Exercise objective: Exactly reproduce the line containing "Give me the JSON representation of this screenshot's text" and all later lines to the end of the entries, leaving the pictures out of your copy.

Provided records:
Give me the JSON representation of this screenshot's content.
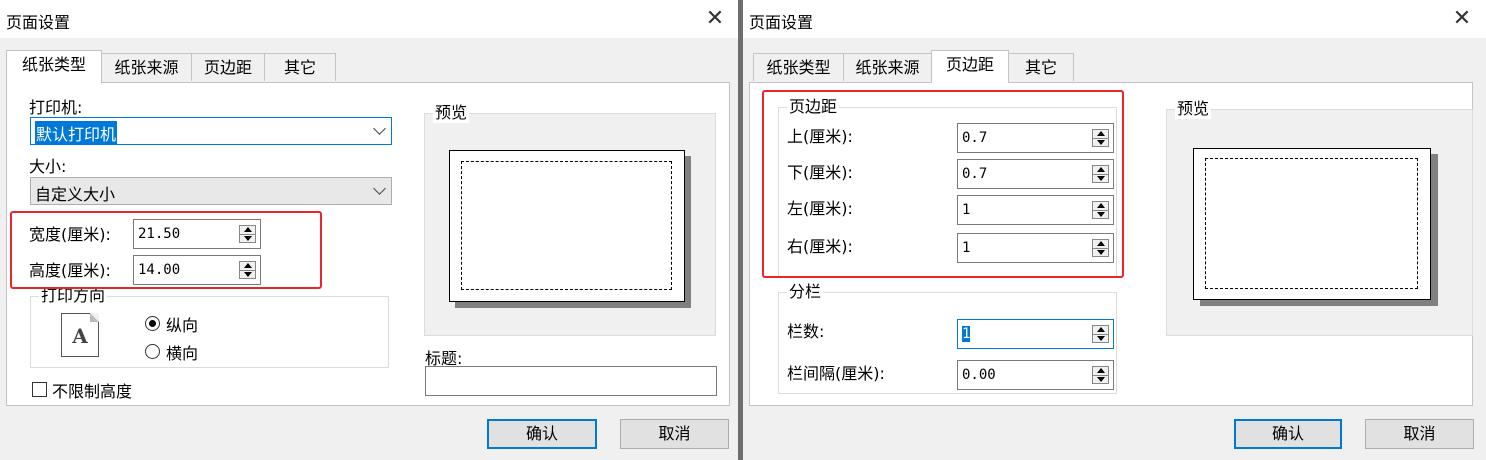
{
  "dialog1": {
    "title": "页面设置",
    "tabs": [
      "纸张类型",
      "纸张来源",
      "页边距",
      "其它"
    ],
    "printer_label": "打印机:",
    "printer_value": "默认打印机",
    "size_label": "大小:",
    "size_value": "自定义大小",
    "width_label": "宽度(厘米):",
    "width_value": "21.50",
    "height_label": "高度(厘米):",
    "height_value": "14.00",
    "orientation_group": "打印方向",
    "orientation_icon_glyph": "A",
    "portrait_label": "纵向",
    "landscape_label": "横向",
    "unlimited_height_label": "不限制高度",
    "preview_label": "预览",
    "caption_label": "标题:",
    "caption_value": "",
    "ok_label": "确认",
    "cancel_label": "取消"
  },
  "dialog2": {
    "title": "页面设置",
    "tabs": [
      "纸张类型",
      "纸张来源",
      "页边距",
      "其它"
    ],
    "margins_group": "页边距",
    "top_label": "上(厘米):",
    "top_value": "0.7",
    "bottom_label": "下(厘米):",
    "bottom_value": "0.7",
    "left_label": "左(厘米):",
    "left_value": "1",
    "right_label": "右(厘米):",
    "right_value": "1",
    "columns_group": "分栏",
    "col_count_label": "栏数:",
    "col_count_value": "1",
    "col_gap_label": "栏间隔(厘米):",
    "col_gap_value": "0.00",
    "preview_label": "预览",
    "ok_label": "确认",
    "cancel_label": "取消"
  },
  "icons": {
    "close": "close-icon",
    "dropdown": "chevron-down-icon",
    "spinner": "spinner-arrows-icon"
  },
  "colors": {
    "highlight_box": "#e8262e",
    "selection": "#0078d7",
    "dialog_bg": "#f0f0f0"
  }
}
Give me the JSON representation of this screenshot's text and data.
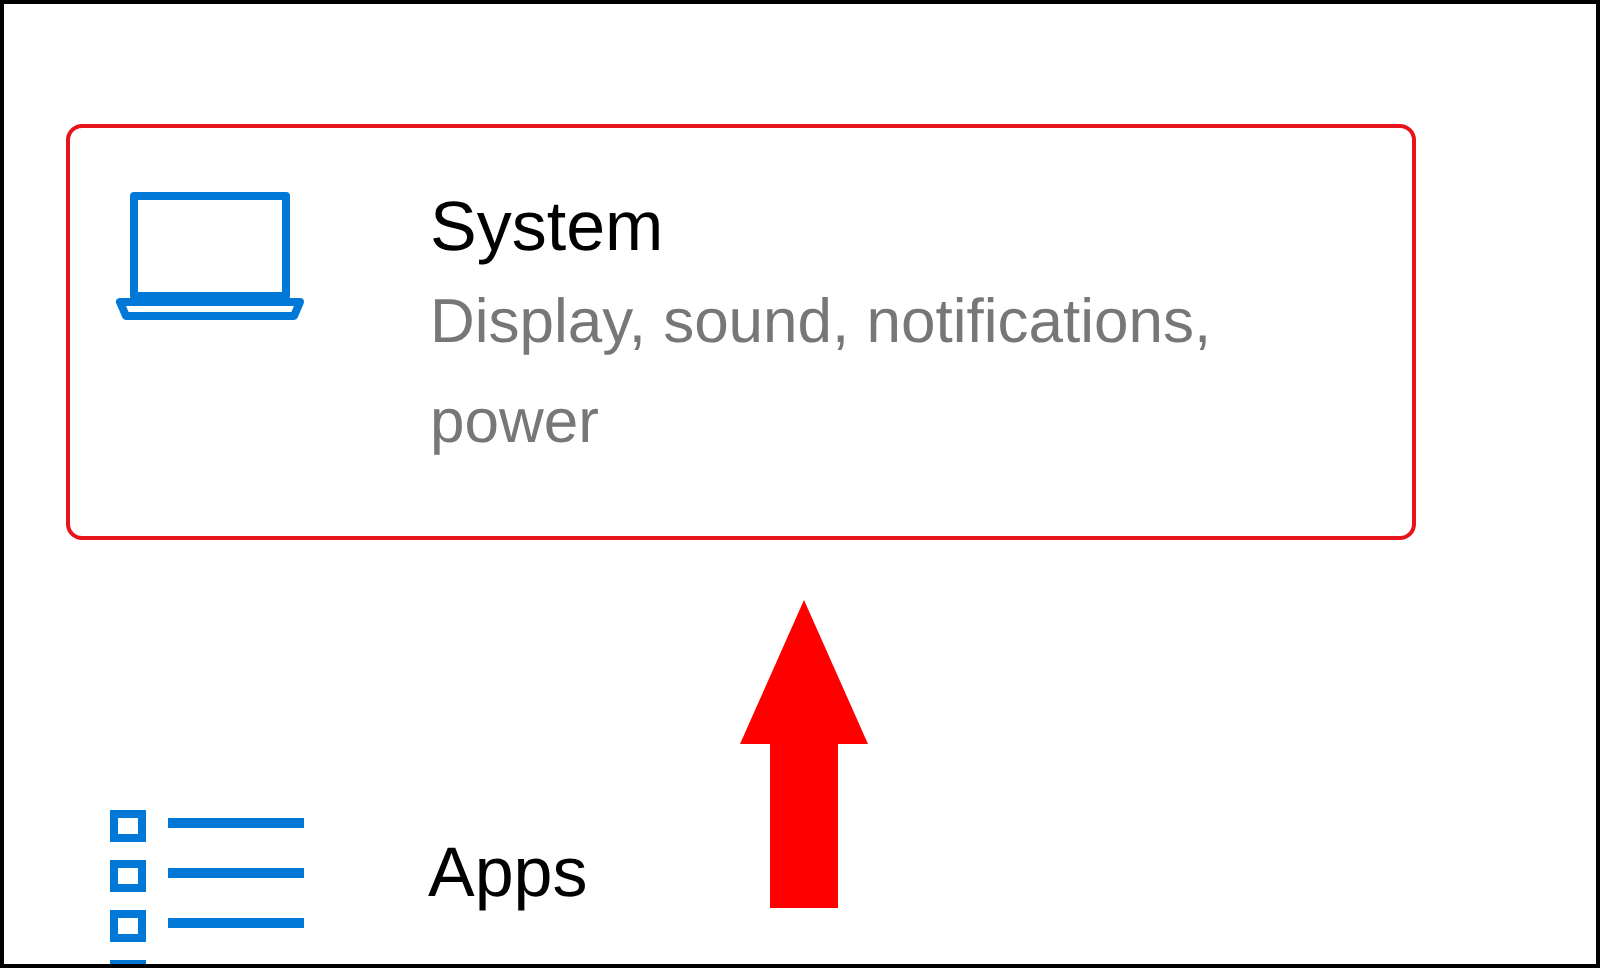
{
  "items": [
    {
      "kind": "system",
      "title": "System",
      "description": "Display, sound, notifications, power",
      "highlighted": true
    },
    {
      "kind": "apps",
      "title": "Apps",
      "highlighted": false
    }
  ]
}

Output of the task:
Give me the JSON representation of this screenshot's text and data.
{
  "items": [
    {
      "kind": "system",
      "title": "System",
      "description": "Display, sound, notifications, power",
      "highlighted": true
    },
    {
      "kind": "apps",
      "title": "Apps",
      "highlighted": false
    }
  ]
}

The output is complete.